■ What you should do:
Return the lines where the word "from" occurs.
Begin Data rows
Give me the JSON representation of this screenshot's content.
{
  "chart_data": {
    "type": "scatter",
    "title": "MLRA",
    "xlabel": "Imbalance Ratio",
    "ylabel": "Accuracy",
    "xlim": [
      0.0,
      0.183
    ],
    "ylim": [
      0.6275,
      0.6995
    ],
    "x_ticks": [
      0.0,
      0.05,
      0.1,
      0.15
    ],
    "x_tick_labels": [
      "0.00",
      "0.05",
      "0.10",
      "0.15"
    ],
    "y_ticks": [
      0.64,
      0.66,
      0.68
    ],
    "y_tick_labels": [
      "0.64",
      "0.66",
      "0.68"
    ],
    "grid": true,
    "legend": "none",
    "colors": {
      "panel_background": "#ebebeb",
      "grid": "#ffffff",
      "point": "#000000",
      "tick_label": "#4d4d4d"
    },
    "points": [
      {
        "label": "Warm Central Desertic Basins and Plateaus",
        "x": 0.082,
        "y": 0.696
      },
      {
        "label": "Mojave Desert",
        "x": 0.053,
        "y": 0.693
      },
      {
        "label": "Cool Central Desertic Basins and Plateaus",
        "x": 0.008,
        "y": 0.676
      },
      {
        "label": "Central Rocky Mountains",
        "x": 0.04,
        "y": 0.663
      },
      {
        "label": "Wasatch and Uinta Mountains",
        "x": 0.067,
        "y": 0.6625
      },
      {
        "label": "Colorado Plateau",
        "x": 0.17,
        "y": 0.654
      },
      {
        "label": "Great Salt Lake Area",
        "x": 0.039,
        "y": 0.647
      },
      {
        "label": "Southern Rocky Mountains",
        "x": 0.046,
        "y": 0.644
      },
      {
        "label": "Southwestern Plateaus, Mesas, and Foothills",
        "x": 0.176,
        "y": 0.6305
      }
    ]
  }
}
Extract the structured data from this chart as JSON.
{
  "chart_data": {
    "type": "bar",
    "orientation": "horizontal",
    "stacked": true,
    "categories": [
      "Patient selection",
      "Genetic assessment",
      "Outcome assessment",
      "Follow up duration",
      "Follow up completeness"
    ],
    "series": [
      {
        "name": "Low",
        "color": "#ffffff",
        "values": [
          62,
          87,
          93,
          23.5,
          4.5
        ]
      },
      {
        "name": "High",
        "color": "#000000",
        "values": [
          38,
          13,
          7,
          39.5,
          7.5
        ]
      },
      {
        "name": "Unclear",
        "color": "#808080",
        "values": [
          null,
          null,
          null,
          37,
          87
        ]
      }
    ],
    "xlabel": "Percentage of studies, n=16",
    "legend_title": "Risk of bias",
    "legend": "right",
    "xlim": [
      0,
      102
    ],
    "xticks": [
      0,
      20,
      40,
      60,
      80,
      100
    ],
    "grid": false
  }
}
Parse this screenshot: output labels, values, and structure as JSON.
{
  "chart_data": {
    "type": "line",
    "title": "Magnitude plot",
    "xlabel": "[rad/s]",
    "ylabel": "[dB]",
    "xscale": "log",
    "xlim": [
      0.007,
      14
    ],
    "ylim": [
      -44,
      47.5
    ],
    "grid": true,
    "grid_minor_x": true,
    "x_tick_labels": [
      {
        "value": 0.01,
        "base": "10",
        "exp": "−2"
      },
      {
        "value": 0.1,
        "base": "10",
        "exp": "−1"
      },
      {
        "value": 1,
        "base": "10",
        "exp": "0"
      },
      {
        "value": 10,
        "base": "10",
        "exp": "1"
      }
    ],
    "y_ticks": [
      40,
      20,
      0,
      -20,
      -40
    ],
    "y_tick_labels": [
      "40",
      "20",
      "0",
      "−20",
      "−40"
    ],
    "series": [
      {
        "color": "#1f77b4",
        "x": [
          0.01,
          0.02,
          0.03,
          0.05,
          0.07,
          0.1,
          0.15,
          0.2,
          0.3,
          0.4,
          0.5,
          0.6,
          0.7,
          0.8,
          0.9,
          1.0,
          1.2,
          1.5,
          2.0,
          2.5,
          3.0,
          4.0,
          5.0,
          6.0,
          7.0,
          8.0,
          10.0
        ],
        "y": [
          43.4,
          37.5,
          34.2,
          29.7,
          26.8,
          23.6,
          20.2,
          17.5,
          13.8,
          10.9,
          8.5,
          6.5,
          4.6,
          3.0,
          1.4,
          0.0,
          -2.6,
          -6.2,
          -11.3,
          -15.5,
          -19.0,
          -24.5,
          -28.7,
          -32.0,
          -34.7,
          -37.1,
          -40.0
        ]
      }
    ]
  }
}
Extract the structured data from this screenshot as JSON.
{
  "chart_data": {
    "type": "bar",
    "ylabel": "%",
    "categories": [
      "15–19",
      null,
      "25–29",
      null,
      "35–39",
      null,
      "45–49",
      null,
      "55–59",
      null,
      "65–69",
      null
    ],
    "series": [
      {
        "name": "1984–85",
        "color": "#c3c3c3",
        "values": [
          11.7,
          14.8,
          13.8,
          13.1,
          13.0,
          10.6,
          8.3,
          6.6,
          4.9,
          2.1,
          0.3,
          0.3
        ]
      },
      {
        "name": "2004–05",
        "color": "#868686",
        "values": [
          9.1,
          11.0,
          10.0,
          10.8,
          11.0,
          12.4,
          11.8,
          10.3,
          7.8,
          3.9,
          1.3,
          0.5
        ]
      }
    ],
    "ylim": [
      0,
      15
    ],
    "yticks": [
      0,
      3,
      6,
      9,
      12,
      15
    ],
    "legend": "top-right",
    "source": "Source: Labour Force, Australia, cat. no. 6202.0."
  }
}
End Data rows
■ Result of this exercise:
Extract the structured data from this chart as JSON.
Extract the structured data from this screenshot as JSON.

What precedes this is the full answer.